◆ What to do
Answer with nothing except the number of lines that contain the word "الصوت".

◆ Material supplied
↓↓↓

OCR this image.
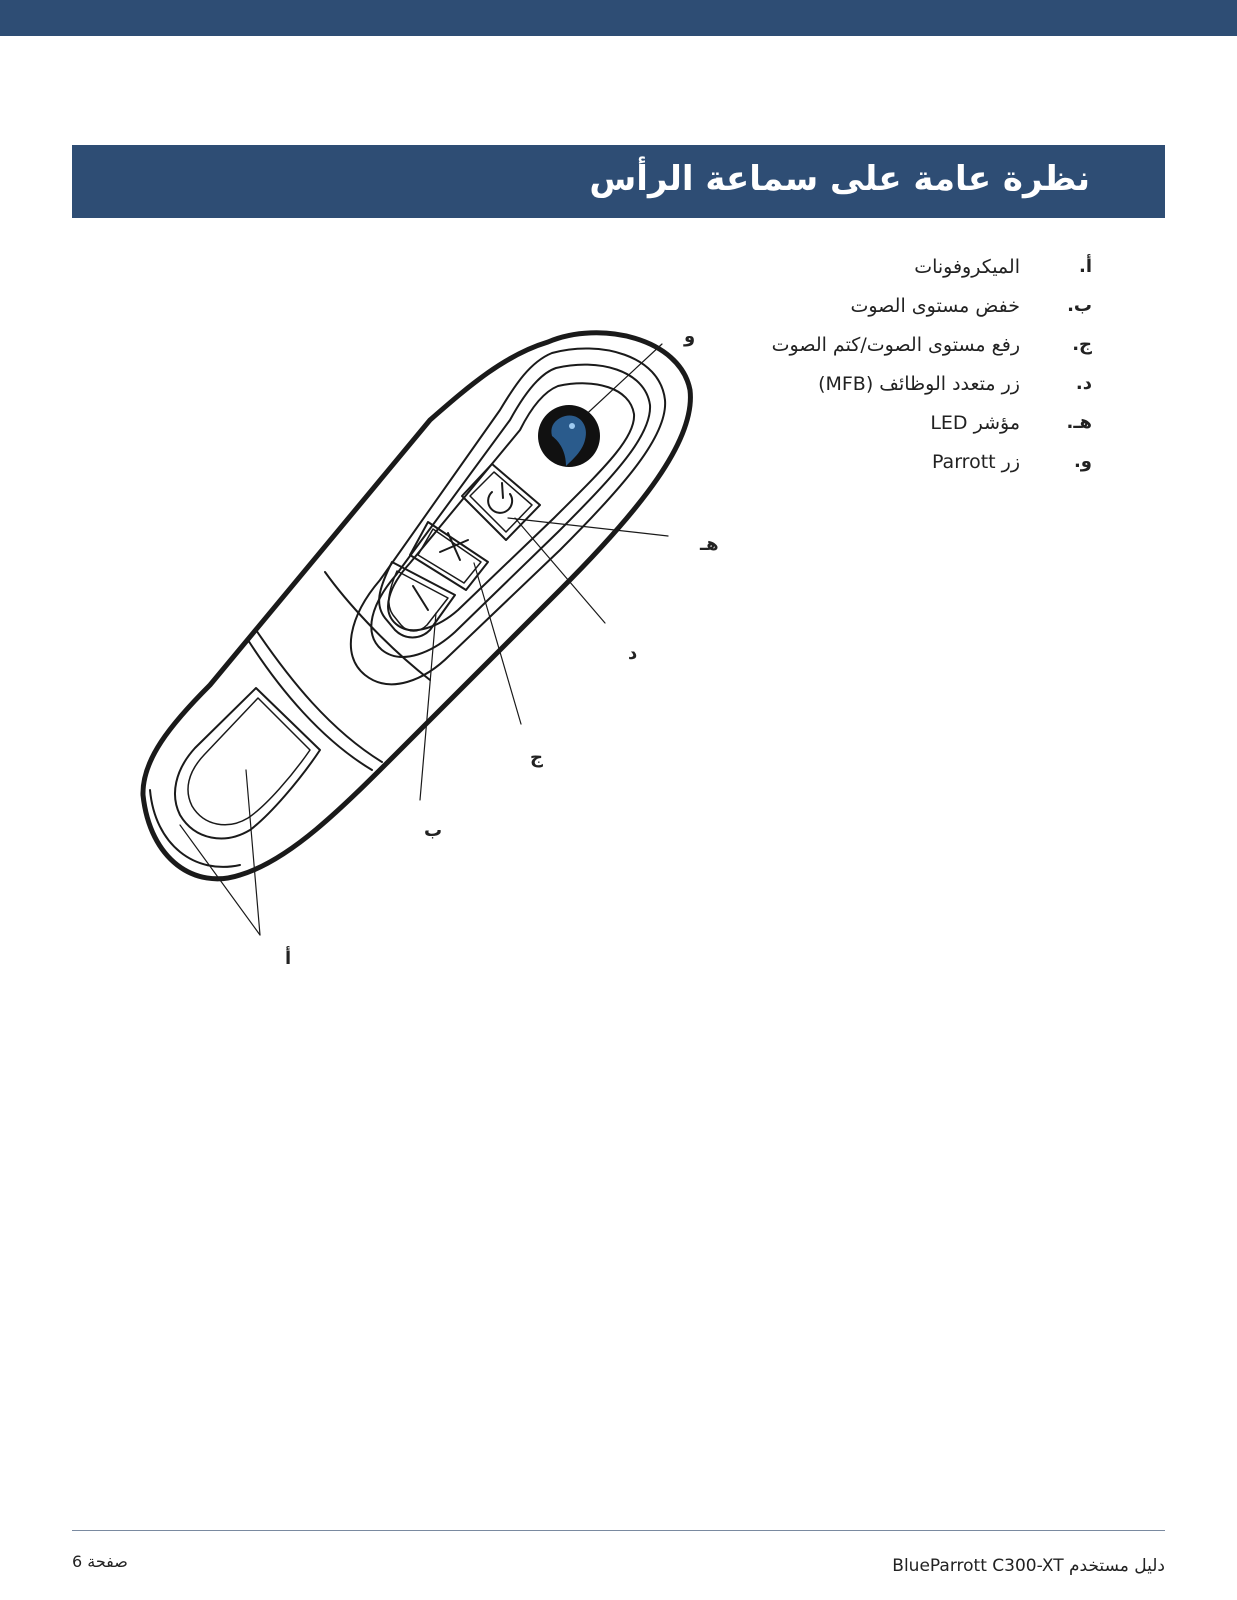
نظرة عامة على سماعة الرأس
أ.
الميكروفونات
ب.
خفض مستوى الصوت
ج.
رفع مستوى الصوت/كتم الصوت
د.
زر متعدد الوظائف (MFB)
هـ.
مؤشر LED
و.
زر Parrott
أ
ب
ج
د
هـ
و
صفحة 6	دليل مستخدم BlueParrott C300-XT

↑↑↑

◆ Reply
2